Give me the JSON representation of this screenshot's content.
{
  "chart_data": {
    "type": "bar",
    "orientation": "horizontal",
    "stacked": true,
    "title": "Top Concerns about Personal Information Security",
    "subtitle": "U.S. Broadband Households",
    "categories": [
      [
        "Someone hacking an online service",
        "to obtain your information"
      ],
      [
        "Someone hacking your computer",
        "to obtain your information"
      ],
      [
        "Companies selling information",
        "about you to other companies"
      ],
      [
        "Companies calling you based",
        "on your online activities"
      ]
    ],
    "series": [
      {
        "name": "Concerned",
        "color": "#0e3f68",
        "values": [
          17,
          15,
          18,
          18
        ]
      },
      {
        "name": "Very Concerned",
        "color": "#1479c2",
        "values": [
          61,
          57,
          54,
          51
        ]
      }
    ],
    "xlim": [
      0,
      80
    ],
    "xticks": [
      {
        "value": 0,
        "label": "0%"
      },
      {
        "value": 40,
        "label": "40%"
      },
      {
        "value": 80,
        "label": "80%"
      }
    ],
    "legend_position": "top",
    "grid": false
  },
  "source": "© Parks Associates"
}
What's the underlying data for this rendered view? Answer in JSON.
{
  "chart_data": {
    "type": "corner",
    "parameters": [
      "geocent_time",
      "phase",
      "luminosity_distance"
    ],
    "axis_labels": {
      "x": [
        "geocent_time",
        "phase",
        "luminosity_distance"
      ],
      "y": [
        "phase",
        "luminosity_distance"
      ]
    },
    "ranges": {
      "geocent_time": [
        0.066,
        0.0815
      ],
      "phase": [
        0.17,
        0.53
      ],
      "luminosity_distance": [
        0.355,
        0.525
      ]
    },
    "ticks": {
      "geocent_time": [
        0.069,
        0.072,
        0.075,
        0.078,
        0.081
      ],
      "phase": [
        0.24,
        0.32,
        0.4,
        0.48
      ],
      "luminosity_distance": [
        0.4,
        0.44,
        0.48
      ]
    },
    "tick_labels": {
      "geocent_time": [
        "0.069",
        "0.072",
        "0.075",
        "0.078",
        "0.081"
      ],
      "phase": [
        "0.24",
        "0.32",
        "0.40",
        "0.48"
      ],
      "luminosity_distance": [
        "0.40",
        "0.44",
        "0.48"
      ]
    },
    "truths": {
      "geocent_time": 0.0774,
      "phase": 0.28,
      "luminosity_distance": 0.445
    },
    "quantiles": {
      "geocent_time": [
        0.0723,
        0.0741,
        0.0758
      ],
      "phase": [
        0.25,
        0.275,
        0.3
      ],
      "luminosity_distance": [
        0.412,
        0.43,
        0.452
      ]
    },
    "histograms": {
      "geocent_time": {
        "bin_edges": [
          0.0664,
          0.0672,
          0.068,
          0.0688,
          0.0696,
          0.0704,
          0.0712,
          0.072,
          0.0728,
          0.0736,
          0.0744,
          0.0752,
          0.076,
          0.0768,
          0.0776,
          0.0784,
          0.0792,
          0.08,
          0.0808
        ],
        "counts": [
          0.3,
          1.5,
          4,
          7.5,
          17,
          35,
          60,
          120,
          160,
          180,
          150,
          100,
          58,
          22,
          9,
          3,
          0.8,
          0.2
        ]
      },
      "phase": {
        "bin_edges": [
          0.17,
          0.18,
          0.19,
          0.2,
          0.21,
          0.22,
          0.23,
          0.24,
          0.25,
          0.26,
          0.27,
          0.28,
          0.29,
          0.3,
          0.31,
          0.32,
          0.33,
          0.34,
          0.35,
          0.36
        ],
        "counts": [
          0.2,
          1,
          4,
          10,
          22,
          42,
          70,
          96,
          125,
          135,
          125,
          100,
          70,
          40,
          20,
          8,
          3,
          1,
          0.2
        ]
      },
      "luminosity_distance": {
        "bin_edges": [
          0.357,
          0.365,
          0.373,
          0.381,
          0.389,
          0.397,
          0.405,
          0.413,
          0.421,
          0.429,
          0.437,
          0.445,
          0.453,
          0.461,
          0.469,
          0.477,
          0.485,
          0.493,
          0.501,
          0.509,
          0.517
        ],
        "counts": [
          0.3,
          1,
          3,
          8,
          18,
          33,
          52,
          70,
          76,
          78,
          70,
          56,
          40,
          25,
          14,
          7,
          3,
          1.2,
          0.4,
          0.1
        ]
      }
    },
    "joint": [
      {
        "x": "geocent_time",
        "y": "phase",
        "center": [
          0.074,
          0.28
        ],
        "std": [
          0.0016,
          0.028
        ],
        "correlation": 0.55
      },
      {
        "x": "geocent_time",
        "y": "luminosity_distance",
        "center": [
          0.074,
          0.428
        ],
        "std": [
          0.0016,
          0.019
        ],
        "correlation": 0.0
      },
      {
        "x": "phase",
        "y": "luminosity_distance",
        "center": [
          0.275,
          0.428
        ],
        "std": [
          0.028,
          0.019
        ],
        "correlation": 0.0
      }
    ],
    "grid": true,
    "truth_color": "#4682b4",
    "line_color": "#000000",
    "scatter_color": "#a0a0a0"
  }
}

* * *

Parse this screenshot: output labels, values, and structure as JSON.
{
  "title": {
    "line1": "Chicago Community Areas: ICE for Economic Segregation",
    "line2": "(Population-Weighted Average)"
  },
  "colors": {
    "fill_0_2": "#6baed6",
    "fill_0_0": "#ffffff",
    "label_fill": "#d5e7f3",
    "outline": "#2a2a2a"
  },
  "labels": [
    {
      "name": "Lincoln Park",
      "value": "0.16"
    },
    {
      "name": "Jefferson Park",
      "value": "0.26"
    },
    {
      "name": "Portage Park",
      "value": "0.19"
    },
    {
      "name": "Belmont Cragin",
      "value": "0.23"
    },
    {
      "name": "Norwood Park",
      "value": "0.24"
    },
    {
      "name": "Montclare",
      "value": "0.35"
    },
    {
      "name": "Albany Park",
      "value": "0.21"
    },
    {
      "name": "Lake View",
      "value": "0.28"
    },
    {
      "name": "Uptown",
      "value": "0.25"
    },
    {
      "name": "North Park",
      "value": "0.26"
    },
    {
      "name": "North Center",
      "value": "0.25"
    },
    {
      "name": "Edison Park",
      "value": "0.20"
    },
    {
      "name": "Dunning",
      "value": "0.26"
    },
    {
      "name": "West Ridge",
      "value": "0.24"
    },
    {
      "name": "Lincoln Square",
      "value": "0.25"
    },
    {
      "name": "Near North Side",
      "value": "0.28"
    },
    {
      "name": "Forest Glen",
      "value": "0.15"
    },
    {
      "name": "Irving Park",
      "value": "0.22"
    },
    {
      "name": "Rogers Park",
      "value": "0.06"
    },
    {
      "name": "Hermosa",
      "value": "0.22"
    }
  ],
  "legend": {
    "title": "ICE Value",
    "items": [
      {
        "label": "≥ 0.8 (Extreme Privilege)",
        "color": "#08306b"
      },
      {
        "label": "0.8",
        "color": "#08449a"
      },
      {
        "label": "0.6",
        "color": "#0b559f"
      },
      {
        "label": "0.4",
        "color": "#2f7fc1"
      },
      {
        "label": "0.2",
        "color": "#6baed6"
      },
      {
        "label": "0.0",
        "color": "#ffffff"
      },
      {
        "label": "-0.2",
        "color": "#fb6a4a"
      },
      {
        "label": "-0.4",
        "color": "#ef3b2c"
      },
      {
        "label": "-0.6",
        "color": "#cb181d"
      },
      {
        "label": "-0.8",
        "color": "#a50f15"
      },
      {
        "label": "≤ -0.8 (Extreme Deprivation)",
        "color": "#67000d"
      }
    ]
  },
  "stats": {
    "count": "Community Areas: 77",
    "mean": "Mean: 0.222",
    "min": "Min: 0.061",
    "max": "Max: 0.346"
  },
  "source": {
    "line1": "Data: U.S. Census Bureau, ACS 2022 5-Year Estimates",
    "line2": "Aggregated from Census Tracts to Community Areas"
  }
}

---

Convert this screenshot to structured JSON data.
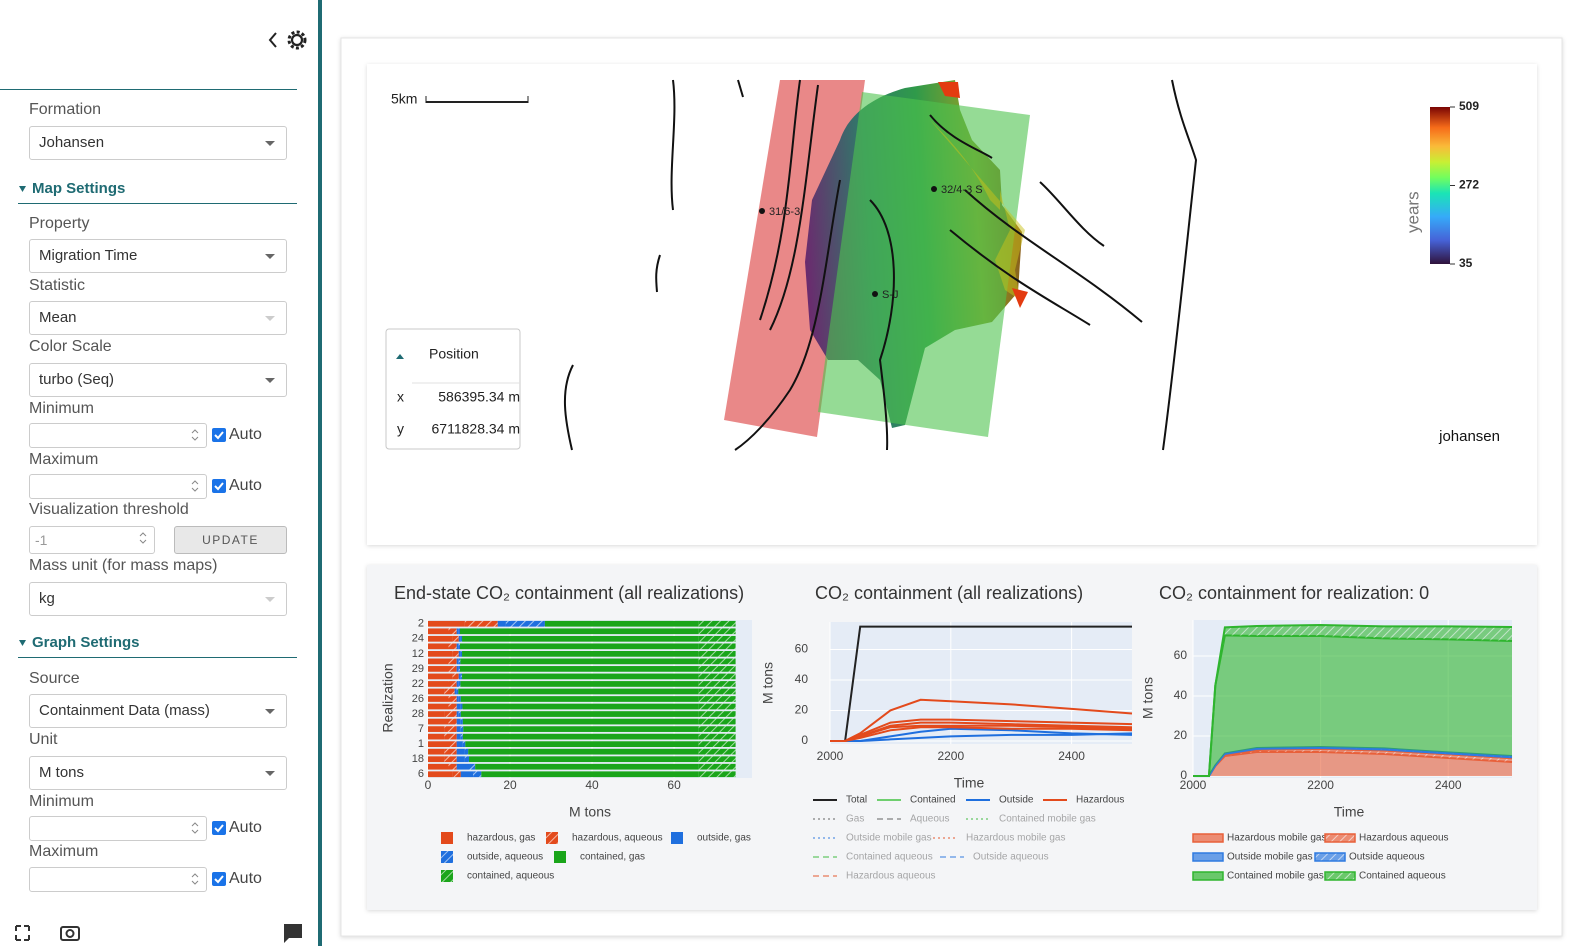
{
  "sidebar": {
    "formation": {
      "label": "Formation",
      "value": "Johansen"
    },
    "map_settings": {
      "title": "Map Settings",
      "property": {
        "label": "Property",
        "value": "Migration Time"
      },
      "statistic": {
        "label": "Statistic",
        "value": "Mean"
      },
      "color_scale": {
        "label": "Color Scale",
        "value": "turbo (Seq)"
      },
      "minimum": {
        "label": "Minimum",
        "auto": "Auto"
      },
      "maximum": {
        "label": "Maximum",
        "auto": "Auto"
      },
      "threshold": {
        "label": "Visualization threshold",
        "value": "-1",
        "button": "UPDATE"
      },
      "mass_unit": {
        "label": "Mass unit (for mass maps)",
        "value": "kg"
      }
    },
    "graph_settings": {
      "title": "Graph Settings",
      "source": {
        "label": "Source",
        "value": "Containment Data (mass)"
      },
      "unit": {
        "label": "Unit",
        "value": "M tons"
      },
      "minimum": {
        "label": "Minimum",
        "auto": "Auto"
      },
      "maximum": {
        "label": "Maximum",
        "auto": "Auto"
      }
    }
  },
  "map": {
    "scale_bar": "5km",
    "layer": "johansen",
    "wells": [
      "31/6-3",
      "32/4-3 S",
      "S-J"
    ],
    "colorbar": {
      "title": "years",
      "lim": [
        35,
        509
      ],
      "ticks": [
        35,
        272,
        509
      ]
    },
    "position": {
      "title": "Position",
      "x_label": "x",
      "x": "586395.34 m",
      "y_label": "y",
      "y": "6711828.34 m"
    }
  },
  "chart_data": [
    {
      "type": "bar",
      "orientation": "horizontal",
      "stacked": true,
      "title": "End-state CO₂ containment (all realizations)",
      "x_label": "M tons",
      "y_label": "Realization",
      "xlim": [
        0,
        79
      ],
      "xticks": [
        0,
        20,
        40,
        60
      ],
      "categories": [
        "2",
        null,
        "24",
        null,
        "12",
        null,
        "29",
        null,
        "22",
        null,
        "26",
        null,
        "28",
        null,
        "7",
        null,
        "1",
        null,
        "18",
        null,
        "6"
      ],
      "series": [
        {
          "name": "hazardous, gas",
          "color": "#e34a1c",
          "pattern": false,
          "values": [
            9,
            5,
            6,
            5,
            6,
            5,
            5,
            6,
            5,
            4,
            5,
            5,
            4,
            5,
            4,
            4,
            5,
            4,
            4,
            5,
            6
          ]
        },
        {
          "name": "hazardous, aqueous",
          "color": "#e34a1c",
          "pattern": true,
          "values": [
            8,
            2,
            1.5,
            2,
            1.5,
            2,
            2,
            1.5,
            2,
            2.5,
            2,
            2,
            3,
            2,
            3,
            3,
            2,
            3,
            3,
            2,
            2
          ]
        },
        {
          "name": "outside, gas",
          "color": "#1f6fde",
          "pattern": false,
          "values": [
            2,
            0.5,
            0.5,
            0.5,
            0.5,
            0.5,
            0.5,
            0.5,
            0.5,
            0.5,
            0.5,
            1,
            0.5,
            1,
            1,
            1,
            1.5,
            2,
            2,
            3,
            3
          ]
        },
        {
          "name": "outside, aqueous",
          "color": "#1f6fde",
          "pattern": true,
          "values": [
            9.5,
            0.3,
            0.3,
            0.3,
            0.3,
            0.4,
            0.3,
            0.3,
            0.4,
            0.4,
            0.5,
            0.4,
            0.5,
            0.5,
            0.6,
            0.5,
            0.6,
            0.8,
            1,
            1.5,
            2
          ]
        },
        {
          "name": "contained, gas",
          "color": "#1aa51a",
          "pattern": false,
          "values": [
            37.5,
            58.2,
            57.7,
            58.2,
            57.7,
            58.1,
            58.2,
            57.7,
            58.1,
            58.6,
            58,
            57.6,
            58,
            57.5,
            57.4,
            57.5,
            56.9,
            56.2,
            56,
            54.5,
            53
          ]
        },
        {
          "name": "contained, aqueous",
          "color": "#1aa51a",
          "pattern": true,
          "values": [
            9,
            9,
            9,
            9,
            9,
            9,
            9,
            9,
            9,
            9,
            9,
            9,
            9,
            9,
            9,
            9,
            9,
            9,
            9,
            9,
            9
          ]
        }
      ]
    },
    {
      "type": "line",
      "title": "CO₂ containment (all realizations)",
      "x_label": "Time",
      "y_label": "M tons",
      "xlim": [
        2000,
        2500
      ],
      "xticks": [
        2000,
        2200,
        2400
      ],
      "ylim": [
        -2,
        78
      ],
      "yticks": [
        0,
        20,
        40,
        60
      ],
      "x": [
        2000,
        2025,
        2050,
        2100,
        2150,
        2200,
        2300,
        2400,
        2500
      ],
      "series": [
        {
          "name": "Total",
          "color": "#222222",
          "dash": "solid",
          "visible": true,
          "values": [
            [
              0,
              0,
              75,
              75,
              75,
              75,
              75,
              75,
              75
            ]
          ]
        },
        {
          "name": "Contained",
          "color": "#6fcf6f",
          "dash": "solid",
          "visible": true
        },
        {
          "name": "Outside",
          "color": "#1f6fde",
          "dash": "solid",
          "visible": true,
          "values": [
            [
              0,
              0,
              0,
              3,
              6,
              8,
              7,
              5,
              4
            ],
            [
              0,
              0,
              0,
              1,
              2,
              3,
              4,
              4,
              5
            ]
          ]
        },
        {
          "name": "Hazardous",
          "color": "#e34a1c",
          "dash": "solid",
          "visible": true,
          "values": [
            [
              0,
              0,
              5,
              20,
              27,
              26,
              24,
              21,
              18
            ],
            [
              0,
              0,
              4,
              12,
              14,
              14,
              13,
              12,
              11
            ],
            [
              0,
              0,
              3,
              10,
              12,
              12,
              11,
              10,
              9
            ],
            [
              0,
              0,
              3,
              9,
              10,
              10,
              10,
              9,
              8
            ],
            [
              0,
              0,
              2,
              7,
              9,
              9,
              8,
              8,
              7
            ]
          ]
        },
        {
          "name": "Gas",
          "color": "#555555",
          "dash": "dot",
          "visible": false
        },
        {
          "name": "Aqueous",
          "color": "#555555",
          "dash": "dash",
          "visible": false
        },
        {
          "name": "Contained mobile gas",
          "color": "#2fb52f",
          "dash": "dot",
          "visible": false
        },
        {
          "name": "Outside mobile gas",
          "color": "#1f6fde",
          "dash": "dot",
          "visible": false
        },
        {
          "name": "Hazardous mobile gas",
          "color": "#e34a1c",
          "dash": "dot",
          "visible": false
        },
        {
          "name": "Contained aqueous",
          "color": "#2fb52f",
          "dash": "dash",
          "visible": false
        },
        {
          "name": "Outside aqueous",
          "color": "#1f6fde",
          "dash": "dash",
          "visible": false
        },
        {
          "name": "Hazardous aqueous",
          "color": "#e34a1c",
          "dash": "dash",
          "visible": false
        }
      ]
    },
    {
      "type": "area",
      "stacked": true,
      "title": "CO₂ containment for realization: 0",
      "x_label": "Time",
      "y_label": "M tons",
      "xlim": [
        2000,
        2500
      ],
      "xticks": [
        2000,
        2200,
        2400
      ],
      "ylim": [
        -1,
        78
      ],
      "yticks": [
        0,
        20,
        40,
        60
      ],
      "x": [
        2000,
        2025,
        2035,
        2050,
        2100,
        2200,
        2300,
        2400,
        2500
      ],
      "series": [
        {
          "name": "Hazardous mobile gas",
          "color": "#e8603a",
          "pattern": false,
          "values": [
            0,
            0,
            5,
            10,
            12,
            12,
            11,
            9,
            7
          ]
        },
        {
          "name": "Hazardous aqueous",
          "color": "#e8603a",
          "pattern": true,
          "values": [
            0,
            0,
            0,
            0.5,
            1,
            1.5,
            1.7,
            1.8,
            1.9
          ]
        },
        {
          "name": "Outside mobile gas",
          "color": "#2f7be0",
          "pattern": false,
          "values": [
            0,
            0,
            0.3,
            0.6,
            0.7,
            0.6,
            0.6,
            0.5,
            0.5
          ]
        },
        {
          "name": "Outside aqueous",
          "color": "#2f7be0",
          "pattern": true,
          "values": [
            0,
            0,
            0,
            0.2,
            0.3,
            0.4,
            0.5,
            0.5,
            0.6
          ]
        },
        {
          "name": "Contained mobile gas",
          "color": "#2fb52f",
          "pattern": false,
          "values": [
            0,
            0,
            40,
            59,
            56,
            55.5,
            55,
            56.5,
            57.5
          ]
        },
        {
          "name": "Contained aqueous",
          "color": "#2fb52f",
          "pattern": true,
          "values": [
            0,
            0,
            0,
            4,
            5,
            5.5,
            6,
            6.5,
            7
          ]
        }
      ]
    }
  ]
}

What the task requires =
Count every line in the data where the string "Concerned" occurs. Give nothing except the number.

Correct result =
2